Top of DATA SUPPLIED

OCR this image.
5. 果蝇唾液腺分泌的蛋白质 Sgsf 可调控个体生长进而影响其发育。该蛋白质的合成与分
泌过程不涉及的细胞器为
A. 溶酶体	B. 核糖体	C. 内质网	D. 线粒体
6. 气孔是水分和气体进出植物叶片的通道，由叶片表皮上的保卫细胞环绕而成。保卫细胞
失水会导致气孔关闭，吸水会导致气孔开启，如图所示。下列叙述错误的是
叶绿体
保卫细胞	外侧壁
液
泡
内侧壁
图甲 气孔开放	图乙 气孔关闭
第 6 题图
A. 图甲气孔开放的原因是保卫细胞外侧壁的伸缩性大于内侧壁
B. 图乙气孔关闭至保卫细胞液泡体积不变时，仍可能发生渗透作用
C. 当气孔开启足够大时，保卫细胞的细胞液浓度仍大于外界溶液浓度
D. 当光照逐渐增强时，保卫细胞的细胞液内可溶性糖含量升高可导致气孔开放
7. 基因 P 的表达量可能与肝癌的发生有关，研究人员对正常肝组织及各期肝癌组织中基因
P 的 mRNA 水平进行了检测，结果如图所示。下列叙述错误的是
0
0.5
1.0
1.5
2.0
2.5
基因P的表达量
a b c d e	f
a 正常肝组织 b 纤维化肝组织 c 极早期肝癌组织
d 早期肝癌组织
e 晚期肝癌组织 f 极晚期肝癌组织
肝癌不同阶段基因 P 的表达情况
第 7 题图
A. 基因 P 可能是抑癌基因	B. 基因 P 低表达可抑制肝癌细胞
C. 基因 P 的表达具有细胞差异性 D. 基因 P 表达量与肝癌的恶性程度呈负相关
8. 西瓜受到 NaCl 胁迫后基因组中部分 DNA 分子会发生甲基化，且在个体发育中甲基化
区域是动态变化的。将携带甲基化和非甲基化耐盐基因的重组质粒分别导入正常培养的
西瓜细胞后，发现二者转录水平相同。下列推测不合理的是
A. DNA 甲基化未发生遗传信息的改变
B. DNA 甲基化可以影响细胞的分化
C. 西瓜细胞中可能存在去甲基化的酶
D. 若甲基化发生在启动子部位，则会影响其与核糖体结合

Bottom of DATA SUPPLIED

WORK ORDER: What you return must match the listing exactly, line for line.

YOUR SOLUTION:
OCR this image.
5. 果蝇唾液腺分泌的蛋白质 Sgsf 可调控个体生长进而影响其发育。该蛋白质的合成与分
泌过程不涉及的细胞器为
A. 溶酶体	B. 核糖体	C. 内质网	D. 线粒体
6. 气孔是水分和气体进出植物叶片的通道，由叶片表皮上的保卫细胞环绕而成。保卫细胞
失水会导致气孔关闭，吸水会导致气孔开启，如图所示。下列叙述错误的是
叶绿体
保卫细胞	外侧壁
液
泡
内侧壁
图甲 气孔开放	图乙 气孔关闭
第 6 题图
A. 图甲气孔开放的原因是保卫细胞外侧壁的伸缩性大于内侧壁
B. 图乙气孔关闭至保卫细胞液泡体积不变时，仍可能发生渗透作用
C. 当气孔开启足够大时，保卫细胞的细胞液浓度仍大于外界溶液浓度
D. 当光照逐渐增强时，保卫细胞的细胞液内可溶性糖含量升高可导致气孔开放
7. 基因 P 的表达量可能与肝癌的发生有关，研究人员对正常肝组织及各期肝癌组织中基因
P 的 mRNA 水平进行了检测，结果如图所示。下列叙述错误的是
0
0.5
1.0
1.5
2.0
2.5
基因P的表达量
a b c d e	f
a 正常肝组织 b 纤维化肝组织 c 极早期肝癌组织
d 早期肝癌组织
e 晚期肝癌组织 f 极晚期肝癌组织
肝癌不同阶段基因 P 的表达情况
第 7 题图
A. 基因 P 可能是抑癌基因	B. 基因 P 低表达可抑制肝癌细胞
C. 基因 P 的表达具有细胞差异性 D. 基因 P 表达量与肝癌的恶性程度呈负相关
8. 西瓜受到 NaCl 胁迫后基因组中部分 DNA 分子会发生甲基化，且在个体发育中甲基化
区域是动态变化的。将携带甲基化和非甲基化耐盐基因的重组质粒分别导入正常培养的
西瓜细胞后，发现二者转录水平相同。下列推测不合理的是
A. DNA 甲基化未发生遗传信息的改变
B. DNA 甲基化可以影响细胞的分化
C. 西瓜细胞中可能存在去甲基化的酶
D. 若甲基化发生在启动子部位，则会影响其与核糖体结合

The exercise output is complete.